- Short problem -
Copy out each line containing "AlO₂" from the entries below.

★ ★ ★ ★ ★

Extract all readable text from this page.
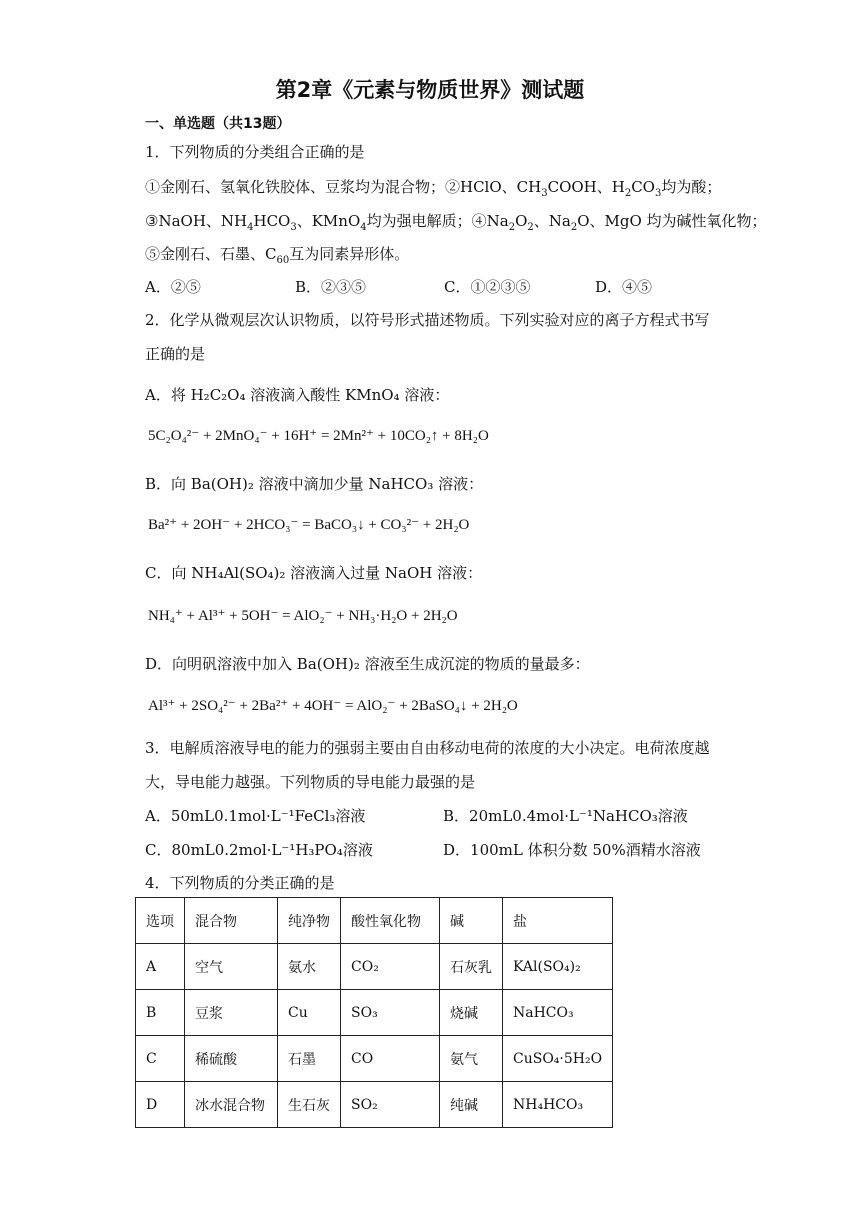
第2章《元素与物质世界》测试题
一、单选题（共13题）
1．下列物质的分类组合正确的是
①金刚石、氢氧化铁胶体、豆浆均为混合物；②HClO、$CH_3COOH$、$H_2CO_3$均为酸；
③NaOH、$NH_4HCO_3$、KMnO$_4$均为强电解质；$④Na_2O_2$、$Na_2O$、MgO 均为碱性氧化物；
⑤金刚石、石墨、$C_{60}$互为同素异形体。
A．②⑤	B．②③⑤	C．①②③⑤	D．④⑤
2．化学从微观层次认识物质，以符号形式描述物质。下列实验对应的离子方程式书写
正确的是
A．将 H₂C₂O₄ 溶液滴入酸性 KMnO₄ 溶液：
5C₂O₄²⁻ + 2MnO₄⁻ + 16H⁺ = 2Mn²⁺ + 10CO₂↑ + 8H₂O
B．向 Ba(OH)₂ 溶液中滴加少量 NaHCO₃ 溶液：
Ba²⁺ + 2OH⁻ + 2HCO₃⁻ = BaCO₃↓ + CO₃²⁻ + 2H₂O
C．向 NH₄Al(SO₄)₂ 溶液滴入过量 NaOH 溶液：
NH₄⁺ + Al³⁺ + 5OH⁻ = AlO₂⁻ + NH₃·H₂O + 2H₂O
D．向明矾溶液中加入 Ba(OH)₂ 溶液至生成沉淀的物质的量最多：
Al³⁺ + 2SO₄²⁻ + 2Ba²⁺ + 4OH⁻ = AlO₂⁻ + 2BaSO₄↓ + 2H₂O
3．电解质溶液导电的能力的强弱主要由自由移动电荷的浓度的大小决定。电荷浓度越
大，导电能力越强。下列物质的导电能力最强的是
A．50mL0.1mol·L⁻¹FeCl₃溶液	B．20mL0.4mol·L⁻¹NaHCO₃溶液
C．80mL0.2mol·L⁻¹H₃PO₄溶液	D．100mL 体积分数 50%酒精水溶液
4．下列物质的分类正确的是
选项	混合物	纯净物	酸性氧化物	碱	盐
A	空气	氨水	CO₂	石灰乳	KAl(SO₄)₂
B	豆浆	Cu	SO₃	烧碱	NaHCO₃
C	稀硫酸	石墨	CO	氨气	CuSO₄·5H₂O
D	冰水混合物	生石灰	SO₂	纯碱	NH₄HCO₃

★ ★ ★ ★ ★

- Result -
NH₄⁺ + Al³⁺ + 5OH⁻ = AlO₂⁻ + NH₃·H₂O + 2H₂O
Al³⁺ + 2SO₄²⁻ + 2Ba²⁺ + 4OH⁻ = AlO₂⁻ + 2BaSO₄↓ + 2H₂O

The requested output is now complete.